Pictures in the data below are not part of the copy; transcribe everything else exactly.

—————

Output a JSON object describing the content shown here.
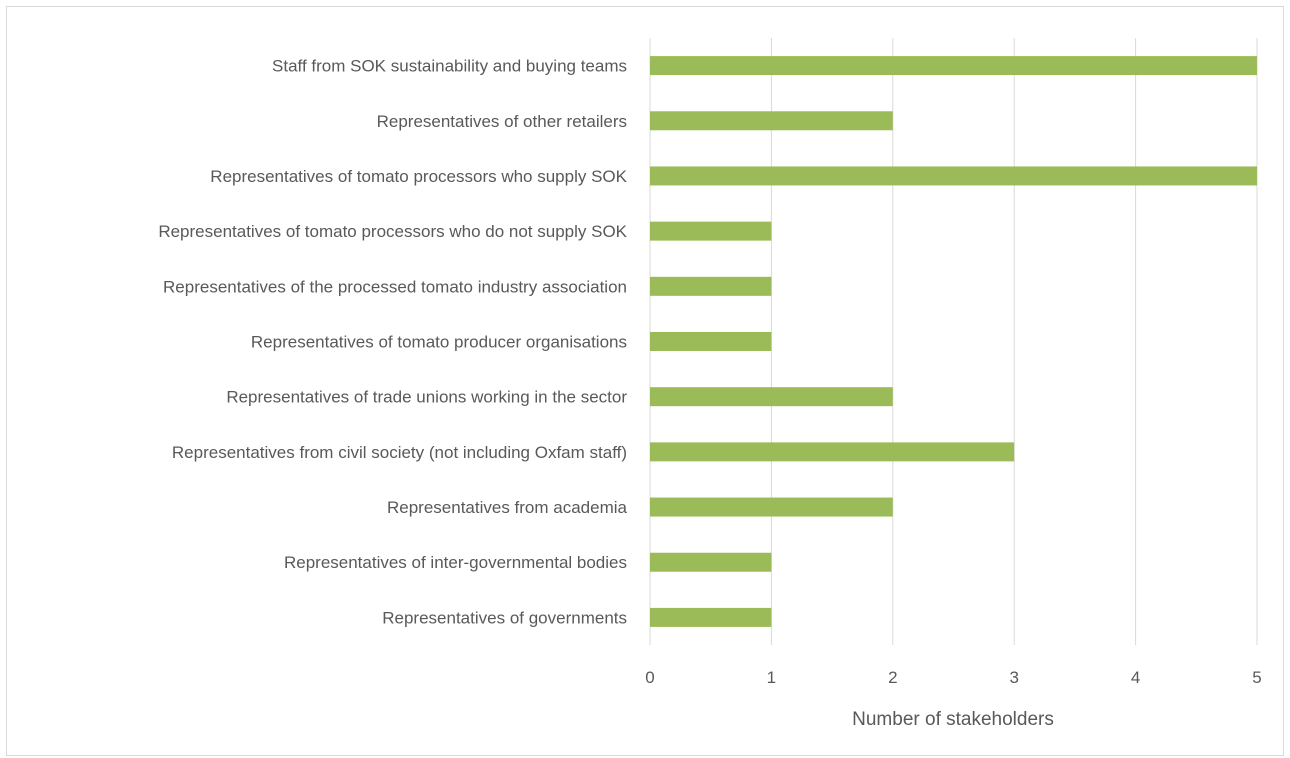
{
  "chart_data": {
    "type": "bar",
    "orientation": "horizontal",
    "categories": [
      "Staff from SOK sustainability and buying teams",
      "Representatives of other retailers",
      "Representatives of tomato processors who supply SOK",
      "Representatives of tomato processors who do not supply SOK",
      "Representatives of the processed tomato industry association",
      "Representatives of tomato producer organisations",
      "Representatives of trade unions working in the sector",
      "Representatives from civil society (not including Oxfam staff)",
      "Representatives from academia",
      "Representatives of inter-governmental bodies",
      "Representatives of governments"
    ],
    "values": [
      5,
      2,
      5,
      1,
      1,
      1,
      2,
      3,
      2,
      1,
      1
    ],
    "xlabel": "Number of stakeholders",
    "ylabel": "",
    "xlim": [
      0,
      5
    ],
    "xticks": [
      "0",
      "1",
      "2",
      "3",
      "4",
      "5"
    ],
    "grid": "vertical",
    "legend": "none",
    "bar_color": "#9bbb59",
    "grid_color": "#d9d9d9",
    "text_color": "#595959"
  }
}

—————

▸ Task output
Output a JSON object describing the content shown here.
{
  "chart_data": {
    "type": "bar",
    "orientation": "horizontal",
    "categories": [
      "Staff from SOK sustainability and buying teams",
      "Representatives of other retailers",
      "Representatives of tomato processors who supply SOK",
      "Representatives of tomato processors who do not supply SOK",
      "Representatives of the processed tomato industry association",
      "Representatives of tomato producer organisations",
      "Representatives of trade unions working in the sector",
      "Representatives from civil society (not including Oxfam staff)",
      "Representatives from academia",
      "Representatives of inter-governmental bodies",
      "Representatives of governments"
    ],
    "values": [
      5,
      2,
      5,
      1,
      1,
      1,
      2,
      3,
      2,
      1,
      1
    ],
    "xlabel": "Number of stakeholders",
    "ylabel": "",
    "xlim": [
      0,
      5
    ],
    "xticks": [
      "0",
      "1",
      "2",
      "3",
      "4",
      "5"
    ],
    "grid": "vertical",
    "legend": "none",
    "bar_color": "#9bbb59",
    "grid_color": "#d9d9d9",
    "text_color": "#595959"
  }
}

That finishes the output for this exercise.